▶ Task
Please transcribe the records precisely; pictures stay out of your copy.

▶ Exercise materials
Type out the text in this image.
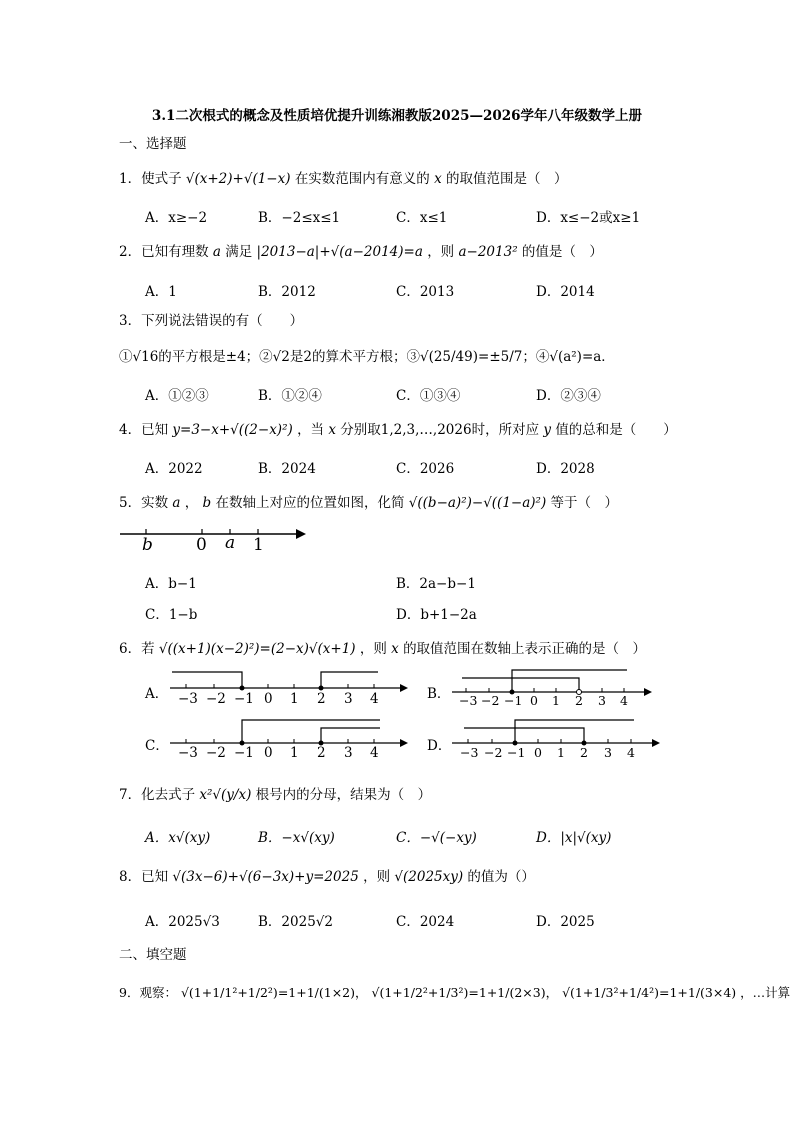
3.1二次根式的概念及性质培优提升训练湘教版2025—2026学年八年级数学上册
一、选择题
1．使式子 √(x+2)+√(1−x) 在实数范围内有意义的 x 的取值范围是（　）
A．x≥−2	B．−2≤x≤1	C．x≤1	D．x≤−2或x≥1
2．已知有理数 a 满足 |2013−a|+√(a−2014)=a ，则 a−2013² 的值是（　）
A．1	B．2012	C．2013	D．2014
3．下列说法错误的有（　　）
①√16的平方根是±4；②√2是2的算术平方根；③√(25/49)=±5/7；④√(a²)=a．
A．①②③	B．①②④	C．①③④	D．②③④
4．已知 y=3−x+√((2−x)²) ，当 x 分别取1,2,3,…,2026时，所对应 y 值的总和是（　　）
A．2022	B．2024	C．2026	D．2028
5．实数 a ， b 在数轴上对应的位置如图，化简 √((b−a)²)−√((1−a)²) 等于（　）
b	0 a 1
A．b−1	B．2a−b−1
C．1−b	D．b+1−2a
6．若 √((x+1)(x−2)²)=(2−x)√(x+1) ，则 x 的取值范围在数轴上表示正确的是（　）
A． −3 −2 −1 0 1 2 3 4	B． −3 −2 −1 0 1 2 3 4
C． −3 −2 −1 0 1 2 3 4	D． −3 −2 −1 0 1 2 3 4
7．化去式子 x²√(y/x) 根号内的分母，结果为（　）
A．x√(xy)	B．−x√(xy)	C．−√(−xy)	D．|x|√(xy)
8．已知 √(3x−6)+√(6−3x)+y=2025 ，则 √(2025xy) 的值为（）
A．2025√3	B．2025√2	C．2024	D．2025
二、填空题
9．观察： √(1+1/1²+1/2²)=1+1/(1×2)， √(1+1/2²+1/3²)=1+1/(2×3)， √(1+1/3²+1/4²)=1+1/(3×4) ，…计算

▶ Result of the task
Type out the text in this image.
3.1二次根式的概念及性质培优提升训练湘教版2025—2026学年八年级数学上册
一、选择题
1．使式子 √(x+2)+√(1−x) 在实数范围内有意义的 x 的取值范围是（　）
A．x≥−2	B．−2≤x≤1	C．x≤1	D．x≤−2或x≥1
2．已知有理数 a 满足 |2013−a|+√(a−2014)=a ，则 a−2013² 的值是（　）
A．1	B．2012	C．2013	D．2014
3．下列说法错误的有（　　）
①√16的平方根是±4；②√2是2的算术平方根；③√(25/49)=±5/7；④√(a²)=a．
A．①②③	B．①②④	C．①③④	D．②③④
4．已知 y=3−x+√((2−x)²) ，当 x 分别取1,2,3,…,2026时，所对应 y 值的总和是（　　）
A．2022	B．2024	C．2026	D．2028
5．实数 a ， b 在数轴上对应的位置如图，化简 √((b−a)²)−√((1−a)²) 等于（　）
b	0 a 1
A．b−1	B．2a−b−1
C．1−b	D．b+1−2a
6．若 √((x+1)(x−2)²)=(2−x)√(x+1) ，则 x 的取值范围在数轴上表示正确的是（　）
A． −3 −2 −1 0 1 2 3 4	B． −3 −2 −1 0 1 2 3 4
C． −3 −2 −1 0 1 2 3 4	D． −3 −2 −1 0 1 2 3 4
7．化去式子 x²√(y/x) 根号内的分母，结果为（　）
A．x√(xy)	B．−x√(xy)	C．−√(−xy)	D．|x|√(xy)
8．已知 √(3x−6)+√(6−3x)+y=2025 ，则 √(2025xy) 的值为（）
A．2025√3	B．2025√2	C．2024	D．2025
二、填空题
9．观察： √(1+1/1²+1/2²)=1+1/(1×2)， √(1+1/2²+1/3²)=1+1/(2×3)， √(1+1/3²+1/4²)=1+1/(3×4) ，…计算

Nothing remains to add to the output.